→ Prompt:
State the number of lines that hold the string "context", with nothing added.

→ Data for processing:
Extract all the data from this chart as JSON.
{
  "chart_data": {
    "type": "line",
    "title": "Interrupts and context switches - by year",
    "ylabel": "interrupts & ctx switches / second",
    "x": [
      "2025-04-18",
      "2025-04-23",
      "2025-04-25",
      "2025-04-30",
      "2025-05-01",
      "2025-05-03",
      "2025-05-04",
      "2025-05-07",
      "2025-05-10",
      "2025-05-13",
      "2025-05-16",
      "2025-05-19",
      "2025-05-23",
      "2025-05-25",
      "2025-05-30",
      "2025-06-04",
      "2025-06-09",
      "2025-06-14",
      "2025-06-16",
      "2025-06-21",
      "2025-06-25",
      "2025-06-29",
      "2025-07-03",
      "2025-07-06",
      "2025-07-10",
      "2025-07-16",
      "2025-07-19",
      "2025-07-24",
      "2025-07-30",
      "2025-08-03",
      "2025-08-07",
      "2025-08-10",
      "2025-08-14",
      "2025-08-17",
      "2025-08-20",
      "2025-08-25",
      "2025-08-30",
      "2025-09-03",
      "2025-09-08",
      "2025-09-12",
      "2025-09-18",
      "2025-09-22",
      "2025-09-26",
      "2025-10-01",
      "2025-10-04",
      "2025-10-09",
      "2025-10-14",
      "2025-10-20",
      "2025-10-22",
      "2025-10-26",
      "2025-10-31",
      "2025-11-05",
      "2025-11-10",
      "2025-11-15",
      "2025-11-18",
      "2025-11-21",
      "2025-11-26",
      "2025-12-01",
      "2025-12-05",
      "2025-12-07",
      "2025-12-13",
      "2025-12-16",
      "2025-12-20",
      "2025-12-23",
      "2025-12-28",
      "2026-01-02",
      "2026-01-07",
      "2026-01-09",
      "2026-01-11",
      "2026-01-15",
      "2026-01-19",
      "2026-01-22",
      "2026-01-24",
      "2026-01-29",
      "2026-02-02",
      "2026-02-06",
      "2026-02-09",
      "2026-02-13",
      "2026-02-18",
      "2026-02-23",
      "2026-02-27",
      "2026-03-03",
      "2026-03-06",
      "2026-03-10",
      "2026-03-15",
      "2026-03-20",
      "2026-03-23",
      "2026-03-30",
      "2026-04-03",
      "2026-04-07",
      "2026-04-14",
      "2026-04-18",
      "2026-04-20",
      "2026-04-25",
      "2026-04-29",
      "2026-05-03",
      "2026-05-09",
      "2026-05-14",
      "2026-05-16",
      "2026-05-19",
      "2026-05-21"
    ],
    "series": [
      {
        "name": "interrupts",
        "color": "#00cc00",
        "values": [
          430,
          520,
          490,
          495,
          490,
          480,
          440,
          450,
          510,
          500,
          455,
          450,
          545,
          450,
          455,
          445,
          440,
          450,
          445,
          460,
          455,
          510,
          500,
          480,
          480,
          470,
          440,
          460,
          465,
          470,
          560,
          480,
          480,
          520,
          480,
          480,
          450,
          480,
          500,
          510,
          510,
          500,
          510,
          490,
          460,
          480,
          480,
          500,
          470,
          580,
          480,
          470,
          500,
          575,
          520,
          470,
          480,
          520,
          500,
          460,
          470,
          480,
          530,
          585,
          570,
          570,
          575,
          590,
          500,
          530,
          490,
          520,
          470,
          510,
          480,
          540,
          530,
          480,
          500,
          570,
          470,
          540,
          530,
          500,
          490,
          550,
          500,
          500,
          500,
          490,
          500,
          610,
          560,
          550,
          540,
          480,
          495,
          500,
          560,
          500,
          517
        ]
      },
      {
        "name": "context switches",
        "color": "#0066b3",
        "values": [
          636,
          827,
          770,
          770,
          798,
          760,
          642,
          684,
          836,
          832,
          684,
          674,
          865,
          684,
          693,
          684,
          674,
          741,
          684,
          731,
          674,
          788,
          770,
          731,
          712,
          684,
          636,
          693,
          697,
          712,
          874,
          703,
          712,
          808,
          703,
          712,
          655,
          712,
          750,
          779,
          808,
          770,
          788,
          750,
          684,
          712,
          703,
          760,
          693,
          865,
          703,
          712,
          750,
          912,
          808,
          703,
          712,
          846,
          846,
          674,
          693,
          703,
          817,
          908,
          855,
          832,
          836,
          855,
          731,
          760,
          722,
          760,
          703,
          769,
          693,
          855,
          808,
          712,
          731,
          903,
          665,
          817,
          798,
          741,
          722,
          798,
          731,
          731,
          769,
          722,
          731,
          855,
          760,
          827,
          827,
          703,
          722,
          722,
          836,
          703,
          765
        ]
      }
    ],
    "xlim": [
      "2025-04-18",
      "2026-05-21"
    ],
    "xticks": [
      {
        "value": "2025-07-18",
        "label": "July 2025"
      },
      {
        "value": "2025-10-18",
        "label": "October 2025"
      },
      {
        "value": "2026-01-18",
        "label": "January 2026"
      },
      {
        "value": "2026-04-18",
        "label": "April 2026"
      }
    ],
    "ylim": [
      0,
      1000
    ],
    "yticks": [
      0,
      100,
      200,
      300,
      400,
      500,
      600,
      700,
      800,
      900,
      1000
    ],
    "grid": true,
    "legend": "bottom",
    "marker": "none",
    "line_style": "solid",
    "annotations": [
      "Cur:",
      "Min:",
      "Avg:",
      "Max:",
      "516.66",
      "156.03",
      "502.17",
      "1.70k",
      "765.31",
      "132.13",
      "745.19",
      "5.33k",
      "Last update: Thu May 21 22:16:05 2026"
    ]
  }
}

→ Task answer:
2